Литература

Как читать Баратынского

Пушкин переживал: «Признание» Баратынского настолько совершенно, что теперь ему стыдно будет печатать свои элегии. Бродский называл «Запустение» Баратынского лучшим стихотворением русской поэзии. В день 220-летия замечательного, но до сих пор не вполне оцененного русского поэта рассказываем о его стихах

18+

19 февраля (2 марта по новому стилю) исполняется 220 лет со дня рождения Евгения Баратынского, одного из лучших русских поэтов XIX века. Дебютировавший в печати несколькими годами позже Пушкина (первая публикация — в 1819 году  Первое выступление в печати Пушкина состоялось на пять лет раньше, в 1814 году.) и пришедший в литературу как бы из ниот­куда, после «пажеской катастро­фы»  В феврале 1816 года Баратынский вместе с соучениками по Пажескому корпусу в шутку похитил у отца одного из них — камергера Приклонского — 500 рублей и табакерку. Вследствие этого проступка Баратынский был исключен из корпуса с запретом учиться где-либо или вступать в иную службу, кроме солдатской. Несмотря на хлопоты старших родственников, высочайшего прощения не последовало, и в 1818 году Баратынский начал военную службу, поступив рядовым в гвардию., Баратын­ский очень быстро приобрел славу ведущего элегичес­кого поэта, достойного стать наравне с Пушки­ным. Но после заслуженного успеха лирики и поэм первой половины 1820-х годов десяти­летием позже Баратын­ский — как и Пуш­кин — пережил охлажде­ние критики и публики, которое во мно­гом определило и позднейшую репутацию поэта. Несмотря на значи­тельные усилия, предприни­мав­шиеся на рубеже XIX–XX веков русскими символистами (прежде всего Валерием Брюсо­вым) или — в более близкое к нам время — Иосифом Бродским, Баратынский до сих пор занимает в литератур­ном каноне второ­степен­ное место, уступая Пушкину, а затем Лермонтову, Тютчеву и Фету. Оцененный в большей степени исследователями и поэтами, Баратынский остает­ся автором непрочитанным — может быть, из-за необыч­ности своего художест­венного языка, кото­рый сохраняет тесную связь с класси­ческой риторической и поэтической традицией и рассчитан на ее узнавание или комментирова­ние. Тогда за этим ритори­ческим каркасом еще четче проступает то редкое сочетание тонкого чувства и нетривиальной аналити­ческой мысли, изящного ума и философ­ской глубины, которые всегда ценили в Баратын­ском его проницательные читатели.

__________________________________________________

*Задание:* Перечислите всех поэтов, которым, согласно статье о Баратынском выше, он уступает в литературном каноне.

*Записи:*

__________________________________________________

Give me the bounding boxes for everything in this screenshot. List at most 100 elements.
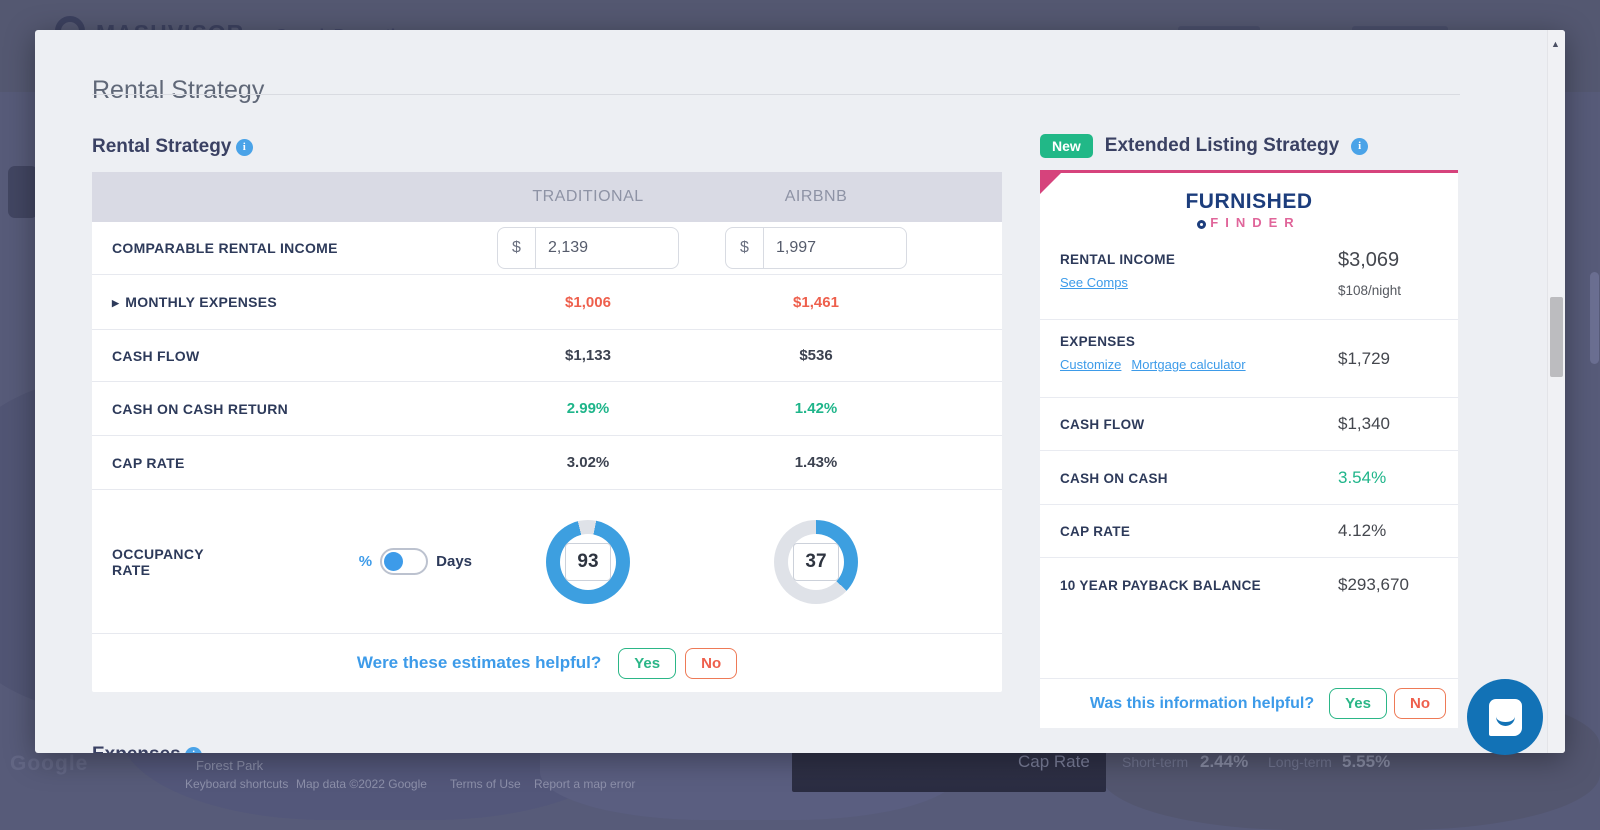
row-label: COMPARABLE RENTAL INCOME	[92, 240, 472, 256]
extended-listing-heading: Extended Listing Strategy	[1105, 135, 1339, 157]
customize-link[interactable]: Customize	[1060, 357, 1121, 372]
divider	[92, 94, 1460, 95]
row-label: OCCUPANCY RATE	[112, 546, 207, 578]
ff-cashflow-value: $1,340	[1338, 414, 1390, 434]
airbnb-expenses-value: $1,461	[704, 294, 928, 311]
airbnb-income-input[interactable]	[764, 239, 906, 257]
traditional-coc-value: 2.99%	[472, 400, 704, 417]
bg-short-term-value: 2.44%	[1200, 752, 1248, 772]
google-logo: Google	[10, 752, 88, 776]
info-icon[interactable]: i	[236, 139, 253, 156]
new-badge: New	[1040, 134, 1093, 158]
rp-label: EXPENSES	[1060, 334, 1458, 349]
days-toggle-label: Days	[436, 553, 472, 570]
next-section-text: Expenses	[92, 744, 181, 753]
information-helpful-question: Was this information helpful?	[1090, 695, 1314, 713]
per-night-value: $108/night	[1338, 283, 1401, 298]
key-icon	[1197, 220, 1206, 229]
airbnb-occupancy-donut: 37	[774, 520, 858, 604]
row-label: CASH ON CASH RETURN	[92, 401, 472, 417]
furnished-finder-card: FURNISHED FINDER RENTAL INCOME See Comps…	[1040, 170, 1458, 728]
information-feedback-bar: Was this information helpful? Yes No	[1040, 678, 1458, 728]
percent-toggle-label: %	[359, 553, 372, 570]
ff-coc-value: 3.54%	[1338, 468, 1386, 488]
expand-triangle-icon[interactable]: ▶	[112, 298, 119, 308]
occupancy-unit-toggle[interactable]	[380, 548, 428, 575]
rental-income-value: $3,069 $108/night	[1338, 249, 1401, 298]
rp-row-rental-income: RENTAL INCOME See Comps $3,069 $108/nigh…	[1040, 238, 1458, 320]
rp-row-expenses: EXPENSES Customize Mortgage calculator $…	[1040, 320, 1458, 398]
table-header-row: TRADITIONAL AIRBNB	[92, 172, 1002, 222]
traditional-caprate-value: 3.02%	[472, 454, 704, 471]
rental-comparison-table: TRADITIONAL AIRBNB COMPARABLE RENTAL INC…	[92, 172, 1002, 692]
airbnb-occupancy-value: 37	[793, 543, 839, 581]
info-icon[interactable]: i	[185, 747, 202, 754]
currency-prefix: $	[726, 228, 764, 268]
extended-listing-heading-row: New Extended Listing Strategy i	[1040, 134, 1368, 158]
scrollbar-thumb[interactable]	[1550, 297, 1563, 377]
logo-line2: FINDER	[1040, 215, 1458, 230]
info-icon[interactable]: i	[1351, 138, 1368, 155]
ff-caprate-value: 4.12%	[1338, 521, 1386, 541]
map-control-button[interactable]	[8, 166, 38, 218]
see-comps-link[interactable]: See Comps	[1060, 275, 1128, 290]
information-yes-button[interactable]: Yes	[1329, 688, 1387, 719]
scroll-up-arrow[interactable]: ▲	[1551, 39, 1560, 49]
row-label: CASH FLOW	[92, 348, 472, 364]
chat-icon	[1489, 699, 1522, 736]
traditional-expenses-value: $1,006	[472, 294, 704, 311]
rp-label: CASH FLOW	[1060, 412, 1458, 438]
expand-monthly-expenses[interactable]: ▶ MONTHLY EXPENSES	[92, 294, 472, 310]
toggle-knob	[384, 552, 403, 571]
rp-label: CAP RATE	[1060, 519, 1458, 545]
table-row-cash-on-cash: CASH ON CASH RETURN 2.99% 1.42%	[92, 382, 1002, 436]
rental-strategy-section-heading: Rental Strategy i	[92, 136, 253, 158]
table-row-comparable-rental-income: COMPARABLE RENTAL INCOME $ $	[92, 222, 1002, 275]
report-map-error-link[interactable]: Report a map error	[534, 777, 635, 791]
traditional-cashflow-value: $1,133	[472, 347, 704, 364]
rental-strategy-modal: Rental Strategy Rental Strategy i TRADIT…	[35, 30, 1565, 753]
estimates-feedback-bar: Were these estimates helpful? Yes No	[92, 633, 1002, 692]
bg-short-term-label: Short-term	[1122, 754, 1188, 770]
information-no-button[interactable]: No	[1394, 688, 1446, 719]
bg-long-term-value: 5.55%	[1342, 752, 1390, 772]
bg-cap-rate-label: Cap Rate	[1018, 752, 1090, 772]
table-row-cap-rate: CAP RATE 3.02% 1.43%	[92, 436, 1002, 490]
row-label: MONTHLY EXPENSES	[125, 294, 277, 310]
airbnb-coc-value: 1.42%	[704, 400, 928, 417]
airbnb-caprate-value: 1.43%	[704, 454, 928, 471]
mortgage-calculator-link[interactable]: Mortgage calculator	[1131, 357, 1245, 372]
modal-title: Rental Strategy	[92, 76, 264, 105]
estimates-no-button[interactable]: No	[685, 648, 737, 679]
airbnb-income-input-group: $	[725, 227, 907, 269]
rp-row-cash-flow: CASH FLOW $1,340	[1040, 398, 1458, 451]
keyboard-shortcuts-link[interactable]: Keyboard shortcuts	[185, 777, 288, 791]
rp-row-payback-balance: 10 YEAR PAYBACK BALANCE $293,670	[1040, 558, 1458, 612]
column-header-traditional: TRADITIONAL	[472, 188, 704, 206]
furnished-finder-logo: FURNISHED FINDER	[1040, 190, 1458, 230]
modal-scrollbar[interactable]: ▲	[1547, 30, 1565, 753]
table-row-occupancy-rate: OCCUPANCY RATE % Days 93 37	[92, 490, 1002, 633]
page-scrollbar-dimmed[interactable]	[1590, 272, 1599, 364]
traditional-income-input-group: $	[497, 227, 679, 269]
rp-label: CASH ON CASH	[1060, 465, 1458, 492]
next-section-heading-clipped: Expenses i	[92, 744, 202, 753]
row-label: CAP RATE	[92, 455, 472, 471]
map-data-attribution: Map data ©2022 Google	[296, 777, 427, 791]
rp-row-cap-rate: CAP RATE 4.12%	[1040, 505, 1458, 558]
map-place-label: Forest Park	[196, 758, 263, 773]
estimates-yes-button[interactable]: Yes	[618, 648, 676, 679]
table-row-monthly-expenses: ▶ MONTHLY EXPENSES $1,006 $1,461	[92, 275, 1002, 330]
estimates-helpful-question: Were these estimates helpful?	[357, 653, 601, 673]
airbnb-cashflow-value: $536	[704, 347, 928, 364]
chat-launcher-button[interactable]	[1467, 679, 1543, 755]
currency-prefix: $	[498, 228, 536, 268]
rp-row-cash-on-cash: CASH ON CASH 3.54%	[1040, 451, 1458, 505]
traditional-occupancy-value: 93	[565, 543, 611, 581]
traditional-income-input[interactable]	[536, 239, 678, 257]
terms-of-use-link[interactable]: Terms of Use	[450, 777, 521, 791]
table-row-cash-flow: CASH FLOW $1,133 $536	[92, 330, 1002, 382]
logo-line1: FURNISHED	[1040, 190, 1458, 214]
expenses-value: $1,729	[1338, 349, 1390, 369]
column-header-airbnb: AIRBNB	[704, 188, 928, 206]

__________________________________________________

*Готовое решение:* В литературном каноне Баратынский уступает Пушкину, Лермонтову, Тютчеву и Фету.